DATA LINES —
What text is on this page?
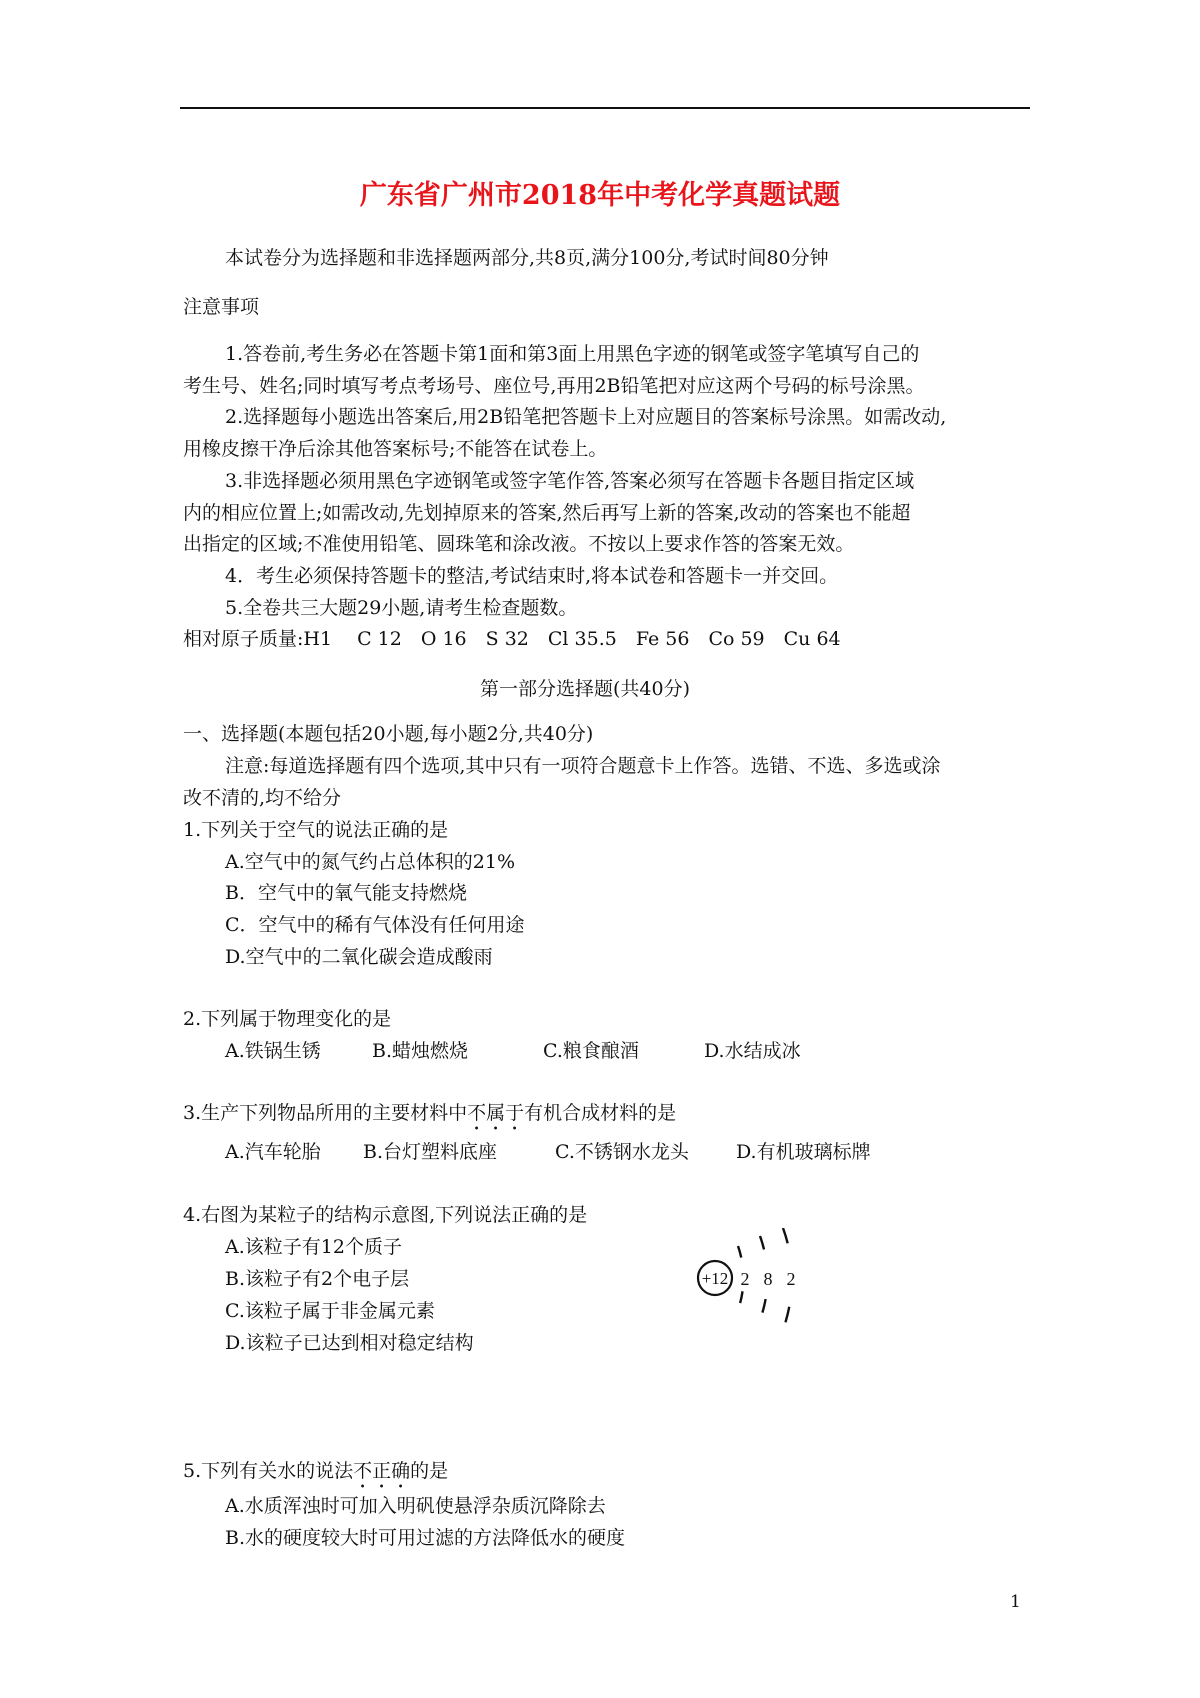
广东省广州市2018年中考化学真题试题
本试卷分为选择题和非选择题两部分,共8页,满分100分,考试时间80分钟
注意事项
1.答卷前,考生务必在答题卡第1面和第3面上用黑色字迹的钢笔或签字笔填写自己的
考生号、姓名;同时填写考点考场号、座位号,再用2B铅笔把对应这两个号码的标号涂黑。
2.选择题每小题选出答案后,用2B铅笔把答题卡上对应题目的答案标号涂黑。如需改动,
用橡皮擦干净后涂其他答案标号;不能答在试卷上。
3.非选择题必须用黑色字迹钢笔或签字笔作答,答案必须写在答题卡各题目指定区域
内的相应位置上;如需改动,先划掉原来的答案,然后再写上新的答案,改动的答案也不能超
出指定的区域;不准使用铅笔、圆珠笔和涂改液。不按以上要求作答的答案无效。
4．考生必须保持答题卡的整洁,考试结束时,将本试卷和答题卡一并交回。
5.全卷共三大题29小题,请考生检查题数。
相对原子质量:H1　 C 12　O 16　S 32　Cl 35.5　Fe 56　Co 59　Cu 64
第一部分选择题(共40分)
一、选择题(本题包括20小题,每小题2分,共40分)
注意:每道选择题有四个选项,其中只有一项符合题意卡上作答。选错、不选、多选或涂
改不清的,均不给分
1.下列关于空气的说法正确的是
A.空气中的氮气约占总体积的21%
B．空气中的氧气能支持燃烧
C．空气中的稀有气体没有任何用途
D.空气中的二氧化碳会造成酸雨
2.下列属于物理变化的是
A.铁锅生锈	B.蜡烛燃烧	C.粮食酿酒	D.水结成冰
3.生产下列物品所用的主要材料中不属于有机合成材料的是
A.汽车轮胎 B.台灯塑料底座	C.不锈钢水龙头 D.有机玻璃标牌
4.右图为某粒子的结构示意图,下列说法正确的是
A.该粒子有12个质子
B.该粒子有2个电子层
C.该粒子属于非金属元素
D.该粒子已达到相对稳定结构
+12 2 8 2
5.下列有关水的说法不正确的是
A.水质浑浊时可加入明矾使悬浮杂质沉降除去
B.水的硬度较大时可用过滤的方法降低水的硬度
1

STATED EXERCISE — Pictures in the records above are left out; print everything else exactly as written.

RESULT FOR THIS TASK —
What text is on this page?
广东省广州市2018年中考化学真题试题
本试卷分为选择题和非选择题两部分,共8页,满分100分,考试时间80分钟
注意事项
1.答卷前,考生务必在答题卡第1面和第3面上用黑色字迹的钢笔或签字笔填写自己的
考生号、姓名;同时填写考点考场号、座位号,再用2B铅笔把对应这两个号码的标号涂黑。
2.选择题每小题选出答案后,用2B铅笔把答题卡上对应题目的答案标号涂黑。如需改动,
用橡皮擦干净后涂其他答案标号;不能答在试卷上。
3.非选择题必须用黑色字迹钢笔或签字笔作答,答案必须写在答题卡各题目指定区域
内的相应位置上;如需改动,先划掉原来的答案,然后再写上新的答案,改动的答案也不能超
出指定的区域;不准使用铅笔、圆珠笔和涂改液。不按以上要求作答的答案无效。
4．考生必须保持答题卡的整洁,考试结束时,将本试卷和答题卡一并交回。
5.全卷共三大题29小题,请考生检查题数。
相对原子质量:H1　 C 12　O 16　S 32　Cl 35.5　Fe 56　Co 59　Cu 64
第一部分选择题(共40分)
一、选择题(本题包括20小题,每小题2分,共40分)
注意:每道选择题有四个选项,其中只有一项符合题意卡上作答。选错、不选、多选或涂
改不清的,均不给分
1.下列关于空气的说法正确的是
A.空气中的氮气约占总体积的21%
B．空气中的氧气能支持燃烧
C．空气中的稀有气体没有任何用途
D.空气中的二氧化碳会造成酸雨
2.下列属于物理变化的是
A.铁锅生锈	B.蜡烛燃烧	C.粮食酿酒	D.水结成冰
3.生产下列物品所用的主要材料中不属于有机合成材料的是
A.汽车轮胎 B.台灯塑料底座	C.不锈钢水龙头 D.有机玻璃标牌
4.右图为某粒子的结构示意图,下列说法正确的是
A.该粒子有12个质子
B.该粒子有2个电子层
C.该粒子属于非金属元素
D.该粒子已达到相对稳定结构
+12 2 8 2
5.下列有关水的说法不正确的是
A.水质浑浊时可加入明矾使悬浮杂质沉降除去
B.水的硬度较大时可用过滤的方法降低水的硬度
1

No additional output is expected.